Start Recorded information

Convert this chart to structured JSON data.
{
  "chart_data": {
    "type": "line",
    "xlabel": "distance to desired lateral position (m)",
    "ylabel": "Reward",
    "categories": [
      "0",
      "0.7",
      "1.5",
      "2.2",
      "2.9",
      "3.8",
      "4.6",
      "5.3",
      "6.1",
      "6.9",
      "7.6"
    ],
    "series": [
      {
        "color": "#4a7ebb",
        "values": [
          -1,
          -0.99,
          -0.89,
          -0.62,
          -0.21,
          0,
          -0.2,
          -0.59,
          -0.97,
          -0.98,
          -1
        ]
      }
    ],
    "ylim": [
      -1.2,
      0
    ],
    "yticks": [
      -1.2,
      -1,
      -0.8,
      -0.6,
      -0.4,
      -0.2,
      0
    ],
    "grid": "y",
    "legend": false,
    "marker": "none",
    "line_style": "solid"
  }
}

End Recorded information

Retype every record above exactly as it appears.

Convert this chart to structured JSON data.
{
  "chart_data": {
    "type": "line",
    "xlabel": "distance to desired lateral position (m)",
    "ylabel": "Reward",
    "categories": [
      "0",
      "0.7",
      "1.5",
      "2.2",
      "2.9",
      "3.8",
      "4.6",
      "5.3",
      "6.1",
      "6.9",
      "7.6"
    ],
    "series": [
      {
        "color": "#4a7ebb",
        "values": [
          -1,
          -0.99,
          -0.89,
          -0.62,
          -0.21,
          0,
          -0.2,
          -0.59,
          -0.97,
          -0.98,
          -1
        ]
      }
    ],
    "ylim": [
      -1.2,
      0
    ],
    "yticks": [
      -1.2,
      -1,
      -0.8,
      -0.6,
      -0.4,
      -0.2,
      0
    ],
    "grid": "y",
    "legend": false,
    "marker": "none",
    "line_style": "solid"
  }
}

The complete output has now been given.